• Aim
List all lines of the data that include the string "NATIONAL".

• Extracted entries
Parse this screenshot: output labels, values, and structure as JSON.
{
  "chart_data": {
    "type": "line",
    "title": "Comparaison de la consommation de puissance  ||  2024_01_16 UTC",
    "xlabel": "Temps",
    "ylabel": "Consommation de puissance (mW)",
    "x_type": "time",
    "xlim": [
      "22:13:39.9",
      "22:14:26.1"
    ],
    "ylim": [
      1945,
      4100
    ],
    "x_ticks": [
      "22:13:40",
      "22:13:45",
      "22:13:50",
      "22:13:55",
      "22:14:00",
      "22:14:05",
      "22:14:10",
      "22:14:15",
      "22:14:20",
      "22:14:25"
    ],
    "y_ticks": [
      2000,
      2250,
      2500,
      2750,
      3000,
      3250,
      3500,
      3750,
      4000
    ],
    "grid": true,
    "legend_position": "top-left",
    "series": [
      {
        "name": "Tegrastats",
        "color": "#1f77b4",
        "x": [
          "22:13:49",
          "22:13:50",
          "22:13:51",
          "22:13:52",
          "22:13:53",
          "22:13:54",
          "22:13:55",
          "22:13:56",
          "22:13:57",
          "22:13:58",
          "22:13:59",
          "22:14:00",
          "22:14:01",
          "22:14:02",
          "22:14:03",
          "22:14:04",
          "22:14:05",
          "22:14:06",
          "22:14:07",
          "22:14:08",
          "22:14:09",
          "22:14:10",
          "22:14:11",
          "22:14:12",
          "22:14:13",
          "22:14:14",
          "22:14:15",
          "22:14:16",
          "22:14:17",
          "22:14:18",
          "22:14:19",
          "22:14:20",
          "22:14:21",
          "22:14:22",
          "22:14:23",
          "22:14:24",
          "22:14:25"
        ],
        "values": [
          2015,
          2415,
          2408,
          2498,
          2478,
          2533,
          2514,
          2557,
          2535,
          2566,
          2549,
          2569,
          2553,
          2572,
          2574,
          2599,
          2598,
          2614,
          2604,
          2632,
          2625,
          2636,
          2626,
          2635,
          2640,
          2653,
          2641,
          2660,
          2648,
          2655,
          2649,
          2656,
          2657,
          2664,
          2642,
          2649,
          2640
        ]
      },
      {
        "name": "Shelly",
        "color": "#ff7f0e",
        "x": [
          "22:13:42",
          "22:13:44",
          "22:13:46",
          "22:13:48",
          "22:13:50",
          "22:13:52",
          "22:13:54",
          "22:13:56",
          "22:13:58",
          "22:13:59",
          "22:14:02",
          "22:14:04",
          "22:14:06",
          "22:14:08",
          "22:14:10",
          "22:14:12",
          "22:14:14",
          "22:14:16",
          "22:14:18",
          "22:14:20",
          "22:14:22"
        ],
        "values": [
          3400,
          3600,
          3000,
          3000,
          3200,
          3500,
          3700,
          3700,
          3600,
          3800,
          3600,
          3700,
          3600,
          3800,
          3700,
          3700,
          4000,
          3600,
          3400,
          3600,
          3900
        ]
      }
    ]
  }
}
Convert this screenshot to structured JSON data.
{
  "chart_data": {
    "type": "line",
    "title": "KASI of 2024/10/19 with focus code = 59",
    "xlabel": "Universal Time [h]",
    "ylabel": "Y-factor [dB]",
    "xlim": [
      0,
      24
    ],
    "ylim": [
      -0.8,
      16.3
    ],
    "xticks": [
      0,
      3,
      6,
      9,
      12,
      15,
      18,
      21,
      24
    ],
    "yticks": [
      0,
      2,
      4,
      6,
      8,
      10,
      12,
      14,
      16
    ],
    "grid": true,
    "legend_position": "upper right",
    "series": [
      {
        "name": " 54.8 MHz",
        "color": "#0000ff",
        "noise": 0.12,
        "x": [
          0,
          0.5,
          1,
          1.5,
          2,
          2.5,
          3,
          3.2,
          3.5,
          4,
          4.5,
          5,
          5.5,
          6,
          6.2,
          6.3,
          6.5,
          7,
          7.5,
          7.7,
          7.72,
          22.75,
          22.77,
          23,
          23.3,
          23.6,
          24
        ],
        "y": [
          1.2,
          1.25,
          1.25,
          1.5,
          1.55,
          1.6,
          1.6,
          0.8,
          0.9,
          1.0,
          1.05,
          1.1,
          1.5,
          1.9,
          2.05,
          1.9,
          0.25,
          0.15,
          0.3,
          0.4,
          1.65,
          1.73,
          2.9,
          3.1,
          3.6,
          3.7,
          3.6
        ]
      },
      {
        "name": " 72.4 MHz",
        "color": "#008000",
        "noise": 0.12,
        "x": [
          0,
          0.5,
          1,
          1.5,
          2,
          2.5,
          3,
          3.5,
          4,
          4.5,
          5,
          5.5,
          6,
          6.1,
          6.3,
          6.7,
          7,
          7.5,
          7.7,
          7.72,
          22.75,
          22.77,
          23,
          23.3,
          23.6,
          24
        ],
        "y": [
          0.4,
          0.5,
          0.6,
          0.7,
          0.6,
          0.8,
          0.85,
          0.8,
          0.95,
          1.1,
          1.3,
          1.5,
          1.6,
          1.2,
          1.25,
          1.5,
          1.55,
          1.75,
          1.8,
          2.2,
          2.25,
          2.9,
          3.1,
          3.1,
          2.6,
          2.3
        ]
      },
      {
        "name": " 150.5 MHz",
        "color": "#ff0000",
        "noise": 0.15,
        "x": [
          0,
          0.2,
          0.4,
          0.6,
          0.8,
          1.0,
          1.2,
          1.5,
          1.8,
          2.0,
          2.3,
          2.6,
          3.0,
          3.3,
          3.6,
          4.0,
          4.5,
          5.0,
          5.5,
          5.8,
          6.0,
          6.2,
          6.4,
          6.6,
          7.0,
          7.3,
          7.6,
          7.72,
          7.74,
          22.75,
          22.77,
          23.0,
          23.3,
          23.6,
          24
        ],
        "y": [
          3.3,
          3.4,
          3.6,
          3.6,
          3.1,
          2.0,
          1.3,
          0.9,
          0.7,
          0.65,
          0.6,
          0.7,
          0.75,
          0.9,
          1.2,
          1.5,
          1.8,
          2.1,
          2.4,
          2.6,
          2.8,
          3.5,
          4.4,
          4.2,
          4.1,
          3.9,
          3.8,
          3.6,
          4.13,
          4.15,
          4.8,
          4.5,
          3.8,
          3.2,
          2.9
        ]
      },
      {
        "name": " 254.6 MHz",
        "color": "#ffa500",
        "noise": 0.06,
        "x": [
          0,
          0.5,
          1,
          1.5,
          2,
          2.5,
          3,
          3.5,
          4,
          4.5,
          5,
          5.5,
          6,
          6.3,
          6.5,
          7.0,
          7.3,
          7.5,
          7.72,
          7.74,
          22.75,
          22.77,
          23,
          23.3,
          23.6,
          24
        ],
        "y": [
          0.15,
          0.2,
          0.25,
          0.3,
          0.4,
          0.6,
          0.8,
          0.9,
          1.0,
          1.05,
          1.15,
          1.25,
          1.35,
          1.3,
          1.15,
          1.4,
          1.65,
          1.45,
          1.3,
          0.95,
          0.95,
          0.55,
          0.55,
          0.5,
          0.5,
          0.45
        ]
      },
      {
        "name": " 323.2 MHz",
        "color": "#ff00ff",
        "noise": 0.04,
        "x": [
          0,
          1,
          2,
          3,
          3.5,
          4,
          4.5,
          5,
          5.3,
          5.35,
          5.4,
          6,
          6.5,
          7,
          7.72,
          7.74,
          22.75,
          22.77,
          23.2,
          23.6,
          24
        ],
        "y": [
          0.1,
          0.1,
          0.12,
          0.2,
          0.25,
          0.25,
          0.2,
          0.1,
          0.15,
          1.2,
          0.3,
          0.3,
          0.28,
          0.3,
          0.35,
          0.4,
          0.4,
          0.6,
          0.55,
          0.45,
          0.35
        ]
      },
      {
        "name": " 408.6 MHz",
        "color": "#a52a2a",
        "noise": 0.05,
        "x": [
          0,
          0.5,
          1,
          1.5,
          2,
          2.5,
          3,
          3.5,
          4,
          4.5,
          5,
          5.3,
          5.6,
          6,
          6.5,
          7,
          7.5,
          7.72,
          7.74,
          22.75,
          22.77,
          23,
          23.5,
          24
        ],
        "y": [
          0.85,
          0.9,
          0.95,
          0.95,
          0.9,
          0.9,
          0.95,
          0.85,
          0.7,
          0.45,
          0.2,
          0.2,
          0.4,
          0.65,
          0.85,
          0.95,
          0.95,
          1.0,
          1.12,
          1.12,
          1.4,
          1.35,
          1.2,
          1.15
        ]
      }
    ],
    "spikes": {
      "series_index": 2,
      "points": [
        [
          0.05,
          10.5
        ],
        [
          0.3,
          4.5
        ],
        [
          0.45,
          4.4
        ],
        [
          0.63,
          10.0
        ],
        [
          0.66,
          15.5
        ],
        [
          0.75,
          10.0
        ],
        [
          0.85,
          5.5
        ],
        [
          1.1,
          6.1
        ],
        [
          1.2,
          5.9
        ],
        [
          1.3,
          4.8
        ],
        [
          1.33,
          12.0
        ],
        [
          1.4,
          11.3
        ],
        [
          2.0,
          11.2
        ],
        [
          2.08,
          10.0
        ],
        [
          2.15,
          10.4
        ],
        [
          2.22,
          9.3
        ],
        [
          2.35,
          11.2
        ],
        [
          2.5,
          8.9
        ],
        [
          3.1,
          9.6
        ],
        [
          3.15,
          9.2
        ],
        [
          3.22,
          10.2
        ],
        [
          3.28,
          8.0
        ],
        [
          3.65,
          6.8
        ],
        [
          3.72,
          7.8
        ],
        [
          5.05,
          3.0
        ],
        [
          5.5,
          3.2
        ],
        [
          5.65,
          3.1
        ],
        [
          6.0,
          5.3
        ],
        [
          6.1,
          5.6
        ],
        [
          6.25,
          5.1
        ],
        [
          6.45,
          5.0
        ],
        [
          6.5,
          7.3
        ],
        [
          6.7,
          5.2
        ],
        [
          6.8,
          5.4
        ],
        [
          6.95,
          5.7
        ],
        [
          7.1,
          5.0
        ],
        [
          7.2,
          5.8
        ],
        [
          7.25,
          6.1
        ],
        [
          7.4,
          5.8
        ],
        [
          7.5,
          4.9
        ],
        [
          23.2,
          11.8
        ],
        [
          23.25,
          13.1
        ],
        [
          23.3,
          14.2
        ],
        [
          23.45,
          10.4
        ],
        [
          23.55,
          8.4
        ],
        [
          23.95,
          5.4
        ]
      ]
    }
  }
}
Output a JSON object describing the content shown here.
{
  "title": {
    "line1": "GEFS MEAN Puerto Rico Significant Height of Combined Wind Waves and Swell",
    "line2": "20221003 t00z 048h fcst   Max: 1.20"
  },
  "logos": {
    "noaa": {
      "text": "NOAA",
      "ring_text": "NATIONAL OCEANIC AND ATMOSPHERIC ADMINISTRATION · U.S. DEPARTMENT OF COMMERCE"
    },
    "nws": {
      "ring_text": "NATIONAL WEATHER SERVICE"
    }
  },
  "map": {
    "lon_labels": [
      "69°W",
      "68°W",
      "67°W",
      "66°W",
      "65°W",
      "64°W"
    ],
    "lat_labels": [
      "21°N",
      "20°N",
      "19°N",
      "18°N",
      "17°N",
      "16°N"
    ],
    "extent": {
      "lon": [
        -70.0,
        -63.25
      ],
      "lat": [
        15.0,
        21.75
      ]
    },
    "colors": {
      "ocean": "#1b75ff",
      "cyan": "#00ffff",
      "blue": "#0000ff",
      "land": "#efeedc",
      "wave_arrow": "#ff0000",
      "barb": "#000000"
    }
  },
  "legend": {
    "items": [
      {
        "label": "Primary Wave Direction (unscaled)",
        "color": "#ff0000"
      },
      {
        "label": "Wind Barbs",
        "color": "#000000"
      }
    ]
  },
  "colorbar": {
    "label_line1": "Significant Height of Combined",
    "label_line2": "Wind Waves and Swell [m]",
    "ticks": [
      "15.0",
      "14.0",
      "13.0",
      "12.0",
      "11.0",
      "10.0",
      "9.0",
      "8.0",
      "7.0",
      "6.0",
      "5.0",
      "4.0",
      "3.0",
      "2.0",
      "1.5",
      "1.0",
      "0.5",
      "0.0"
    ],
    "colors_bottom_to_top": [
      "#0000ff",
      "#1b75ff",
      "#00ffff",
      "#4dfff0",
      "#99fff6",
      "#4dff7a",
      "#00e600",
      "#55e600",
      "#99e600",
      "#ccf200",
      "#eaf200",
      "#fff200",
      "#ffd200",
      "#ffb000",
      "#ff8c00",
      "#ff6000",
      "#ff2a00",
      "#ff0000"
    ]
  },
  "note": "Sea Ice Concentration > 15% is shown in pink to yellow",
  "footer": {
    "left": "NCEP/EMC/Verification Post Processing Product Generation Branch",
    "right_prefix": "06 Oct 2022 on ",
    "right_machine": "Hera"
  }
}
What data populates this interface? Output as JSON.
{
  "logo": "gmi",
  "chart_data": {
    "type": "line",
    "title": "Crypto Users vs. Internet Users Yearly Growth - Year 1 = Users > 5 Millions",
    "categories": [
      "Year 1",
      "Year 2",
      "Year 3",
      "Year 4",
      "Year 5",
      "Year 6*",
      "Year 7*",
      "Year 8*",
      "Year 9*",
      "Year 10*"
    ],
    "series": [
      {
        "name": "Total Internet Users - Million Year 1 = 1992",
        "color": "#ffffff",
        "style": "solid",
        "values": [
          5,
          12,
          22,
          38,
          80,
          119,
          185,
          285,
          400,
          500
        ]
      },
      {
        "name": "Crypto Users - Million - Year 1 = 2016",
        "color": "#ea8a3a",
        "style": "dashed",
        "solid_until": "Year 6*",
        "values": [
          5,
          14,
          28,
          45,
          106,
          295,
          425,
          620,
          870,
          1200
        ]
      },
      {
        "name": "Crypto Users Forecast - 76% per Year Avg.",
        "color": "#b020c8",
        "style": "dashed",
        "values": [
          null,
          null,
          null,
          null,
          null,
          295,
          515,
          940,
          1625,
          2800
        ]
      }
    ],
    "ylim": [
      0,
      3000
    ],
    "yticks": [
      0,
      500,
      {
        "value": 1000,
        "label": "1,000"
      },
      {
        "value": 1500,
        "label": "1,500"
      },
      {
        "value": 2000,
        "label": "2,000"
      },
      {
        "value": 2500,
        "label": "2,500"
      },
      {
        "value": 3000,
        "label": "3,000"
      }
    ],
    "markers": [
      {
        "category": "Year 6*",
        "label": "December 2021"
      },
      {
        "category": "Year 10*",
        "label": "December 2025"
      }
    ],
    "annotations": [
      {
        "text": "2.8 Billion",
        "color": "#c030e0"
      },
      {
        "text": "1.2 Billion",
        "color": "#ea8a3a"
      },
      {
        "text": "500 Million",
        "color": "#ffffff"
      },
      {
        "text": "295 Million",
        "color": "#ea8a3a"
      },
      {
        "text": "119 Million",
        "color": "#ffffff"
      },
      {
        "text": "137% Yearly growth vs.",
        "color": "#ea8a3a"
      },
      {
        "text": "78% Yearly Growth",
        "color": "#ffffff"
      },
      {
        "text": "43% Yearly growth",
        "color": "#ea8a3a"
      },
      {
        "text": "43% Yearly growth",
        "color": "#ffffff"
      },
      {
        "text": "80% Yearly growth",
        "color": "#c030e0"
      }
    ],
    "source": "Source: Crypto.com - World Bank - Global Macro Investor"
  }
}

• Output for this exercise
      "ring_text": "NATIONAL OCEANIC AND ATMOSPHERIC ADMINISTRATION · U.S. DEPARTMENT OF COMMERCE"
      "ring_text": "NATIONAL WEATHER SERVICE"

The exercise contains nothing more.